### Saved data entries

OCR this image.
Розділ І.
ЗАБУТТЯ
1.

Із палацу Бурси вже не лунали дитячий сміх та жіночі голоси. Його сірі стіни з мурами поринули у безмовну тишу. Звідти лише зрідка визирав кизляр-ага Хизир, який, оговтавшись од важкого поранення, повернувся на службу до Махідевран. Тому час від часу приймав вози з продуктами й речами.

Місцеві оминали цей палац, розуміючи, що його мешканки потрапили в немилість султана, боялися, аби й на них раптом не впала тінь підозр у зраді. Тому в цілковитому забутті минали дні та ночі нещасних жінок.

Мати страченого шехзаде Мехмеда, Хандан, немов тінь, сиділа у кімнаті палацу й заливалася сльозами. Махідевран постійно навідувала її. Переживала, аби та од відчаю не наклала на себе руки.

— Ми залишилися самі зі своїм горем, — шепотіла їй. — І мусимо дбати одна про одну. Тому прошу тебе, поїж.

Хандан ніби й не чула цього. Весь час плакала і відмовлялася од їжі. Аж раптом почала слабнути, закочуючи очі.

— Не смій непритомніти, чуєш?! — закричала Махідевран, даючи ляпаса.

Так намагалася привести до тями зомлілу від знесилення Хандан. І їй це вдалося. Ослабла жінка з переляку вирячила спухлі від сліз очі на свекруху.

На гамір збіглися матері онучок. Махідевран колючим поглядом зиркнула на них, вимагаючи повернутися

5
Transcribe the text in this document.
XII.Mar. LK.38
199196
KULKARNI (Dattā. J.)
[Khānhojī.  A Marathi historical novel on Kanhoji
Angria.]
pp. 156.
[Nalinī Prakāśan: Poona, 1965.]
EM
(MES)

### EXERCISE BRIEF
Each line above that holds the string "this" should be copied and shown.

### COMPLETED EXERCISE
OCR this image.
Transcribe the text in this document.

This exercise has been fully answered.